*SHORT EXERCISE*
Reproduce nothing but the closing run of lines: the line with "Convert this document image to plain text." and each line that follows it to the end of the data.
··· RAW DATA
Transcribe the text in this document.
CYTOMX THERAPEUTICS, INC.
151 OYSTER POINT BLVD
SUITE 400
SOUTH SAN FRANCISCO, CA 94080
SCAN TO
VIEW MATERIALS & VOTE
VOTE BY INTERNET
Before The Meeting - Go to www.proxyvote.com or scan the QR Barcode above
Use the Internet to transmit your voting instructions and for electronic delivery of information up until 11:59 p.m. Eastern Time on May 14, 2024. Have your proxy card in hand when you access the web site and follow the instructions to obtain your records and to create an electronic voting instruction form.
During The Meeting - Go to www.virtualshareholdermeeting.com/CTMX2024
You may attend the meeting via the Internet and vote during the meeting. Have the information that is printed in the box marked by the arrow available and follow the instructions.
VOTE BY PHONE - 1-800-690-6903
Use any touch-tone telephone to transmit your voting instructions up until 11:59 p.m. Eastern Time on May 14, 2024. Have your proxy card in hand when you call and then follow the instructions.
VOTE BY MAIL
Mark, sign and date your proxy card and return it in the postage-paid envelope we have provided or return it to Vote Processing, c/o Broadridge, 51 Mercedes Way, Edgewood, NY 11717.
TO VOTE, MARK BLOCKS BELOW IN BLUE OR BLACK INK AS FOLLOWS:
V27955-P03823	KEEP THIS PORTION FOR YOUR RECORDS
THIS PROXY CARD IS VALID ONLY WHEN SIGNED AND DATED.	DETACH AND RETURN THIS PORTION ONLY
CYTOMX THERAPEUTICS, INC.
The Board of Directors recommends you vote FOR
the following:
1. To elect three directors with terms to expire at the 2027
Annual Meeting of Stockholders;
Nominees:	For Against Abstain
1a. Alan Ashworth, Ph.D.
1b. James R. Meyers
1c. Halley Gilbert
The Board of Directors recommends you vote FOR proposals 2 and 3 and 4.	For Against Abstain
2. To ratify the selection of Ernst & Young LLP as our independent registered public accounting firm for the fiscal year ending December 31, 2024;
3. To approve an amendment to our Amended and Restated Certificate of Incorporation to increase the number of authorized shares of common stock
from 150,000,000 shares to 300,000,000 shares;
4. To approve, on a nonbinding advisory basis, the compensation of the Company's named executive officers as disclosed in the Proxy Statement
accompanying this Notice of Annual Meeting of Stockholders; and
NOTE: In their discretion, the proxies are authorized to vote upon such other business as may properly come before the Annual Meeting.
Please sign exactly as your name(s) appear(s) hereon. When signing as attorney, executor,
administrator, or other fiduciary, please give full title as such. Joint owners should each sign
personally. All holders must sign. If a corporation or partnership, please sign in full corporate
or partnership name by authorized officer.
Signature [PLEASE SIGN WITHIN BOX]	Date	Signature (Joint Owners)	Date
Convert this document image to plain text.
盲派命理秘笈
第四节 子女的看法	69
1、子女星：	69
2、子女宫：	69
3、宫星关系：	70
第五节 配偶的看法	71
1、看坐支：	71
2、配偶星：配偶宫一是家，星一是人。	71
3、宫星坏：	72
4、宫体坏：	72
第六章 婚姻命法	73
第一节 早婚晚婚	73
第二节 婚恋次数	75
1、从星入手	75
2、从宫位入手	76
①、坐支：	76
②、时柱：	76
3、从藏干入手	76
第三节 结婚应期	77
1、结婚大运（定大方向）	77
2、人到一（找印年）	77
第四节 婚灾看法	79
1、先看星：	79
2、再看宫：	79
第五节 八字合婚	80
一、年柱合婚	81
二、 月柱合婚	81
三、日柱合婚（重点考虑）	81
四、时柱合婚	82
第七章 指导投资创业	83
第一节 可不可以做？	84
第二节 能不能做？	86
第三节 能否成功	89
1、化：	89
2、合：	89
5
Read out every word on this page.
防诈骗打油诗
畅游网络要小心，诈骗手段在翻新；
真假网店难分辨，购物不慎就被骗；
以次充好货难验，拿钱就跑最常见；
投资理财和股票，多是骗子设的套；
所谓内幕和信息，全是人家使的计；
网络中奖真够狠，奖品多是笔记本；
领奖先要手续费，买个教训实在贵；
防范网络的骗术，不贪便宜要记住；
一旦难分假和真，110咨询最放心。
······
*WORKED SOLUTION*
Convert this document image to plain text.
盲派命理秘笈
第四节 子女的看法	69
1、子女星：	69
2、子女宫：	69
3、宫星关系：	70
第五节 配偶的看法	71
1、看坐支：	71
2、配偶星：配偶宫一是家，星一是人。	71
3、宫星坏：	72
4、宫体坏：	72
第六章 婚姻命法	73
第一节 早婚晚婚	73
第二节 婚恋次数	75
1、从星入手	75
2、从宫位入手	76
①、坐支：	76
②、时柱：	76
3、从藏干入手	76
第三节 结婚应期	77
1、结婚大运（定大方向）	77
2、人到一（找印年）	77
第四节 婚灾看法	79
1、先看星：	79
2、再看宫：	79
第五节 八字合婚	80
一、年柱合婚	81
二、 月柱合婚	81
三、日柱合婚（重点考虑）	81
四、时柱合婚	82
第七章 指导投资创业	83
第一节 可不可以做？	84
第二节 能不能做？	86
第三节 能否成功	89
1、化：	89
2、合：	89
5
Read out every word on this page.
防诈骗打油诗
畅游网络要小心，诈骗手段在翻新；
真假网店难分辨，购物不慎就被骗；
以次充好货难验，拿钱就跑最常见；
投资理财和股票，多是骗子设的套；
所谓内幕和信息，全是人家使的计；
网络中奖真够狠，奖品多是笔记本；
领奖先要手续费，买个教训实在贵；
防范网络的骗术，不贪便宜要记住；
一旦难分假和真，110咨询最放心。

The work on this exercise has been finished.